DATA FOR THE TASK.

┌──

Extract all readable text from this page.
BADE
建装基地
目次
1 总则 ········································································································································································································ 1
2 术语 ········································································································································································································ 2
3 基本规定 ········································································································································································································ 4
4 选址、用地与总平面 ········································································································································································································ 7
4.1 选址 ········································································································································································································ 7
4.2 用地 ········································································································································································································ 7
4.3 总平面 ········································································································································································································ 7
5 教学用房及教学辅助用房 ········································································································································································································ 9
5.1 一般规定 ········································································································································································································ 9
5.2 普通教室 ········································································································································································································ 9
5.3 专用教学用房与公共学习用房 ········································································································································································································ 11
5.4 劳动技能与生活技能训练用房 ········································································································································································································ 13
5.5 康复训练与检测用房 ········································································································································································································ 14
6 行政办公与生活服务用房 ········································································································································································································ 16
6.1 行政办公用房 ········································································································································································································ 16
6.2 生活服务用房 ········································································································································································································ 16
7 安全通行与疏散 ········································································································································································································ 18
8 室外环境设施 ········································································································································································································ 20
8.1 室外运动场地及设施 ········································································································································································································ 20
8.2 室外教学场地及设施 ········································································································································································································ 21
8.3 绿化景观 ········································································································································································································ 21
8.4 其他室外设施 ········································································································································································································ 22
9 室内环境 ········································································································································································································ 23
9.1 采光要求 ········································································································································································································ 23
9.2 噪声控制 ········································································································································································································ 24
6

└──

GIVEN PROBLEM. Generate an exact reproduction of all entries.

SOLUTION TO THIS PROBLEM.
Extract all readable text from this page.
BADE
建装基地
目次
1 总则 ········································································································································································································ 1
2 术语 ········································································································································································································ 2
3 基本规定 ········································································································································································································ 4
4 选址、用地与总平面 ········································································································································································································ 7
4.1 选址 ········································································································································································································ 7
4.2 用地 ········································································································································································································ 7
4.3 总平面 ········································································································································································································ 7
5 教学用房及教学辅助用房 ········································································································································································································ 9
5.1 一般规定 ········································································································································································································ 9
5.2 普通教室 ········································································································································································································ 9
5.3 专用教学用房与公共学习用房 ········································································································································································································ 11
5.4 劳动技能与生活技能训练用房 ········································································································································································································ 13
5.5 康复训练与检测用房 ········································································································································································································ 14
6 行政办公与生活服务用房 ········································································································································································································ 16
6.1 行政办公用房 ········································································································································································································ 16
6.2 生活服务用房 ········································································································································································································ 16
7 安全通行与疏散 ········································································································································································································ 18
8 室外环境设施 ········································································································································································································ 20
8.1 室外运动场地及设施 ········································································································································································································ 20
8.2 室外教学场地及设施 ········································································································································································································ 21
8.3 绿化景观 ········································································································································································································ 21
8.4 其他室外设施 ········································································································································································································ 22
9 室内环境 ········································································································································································································ 23
9.1 采光要求 ········································································································································································································ 23
9.2 噪声控制 ········································································································································································································ 24
6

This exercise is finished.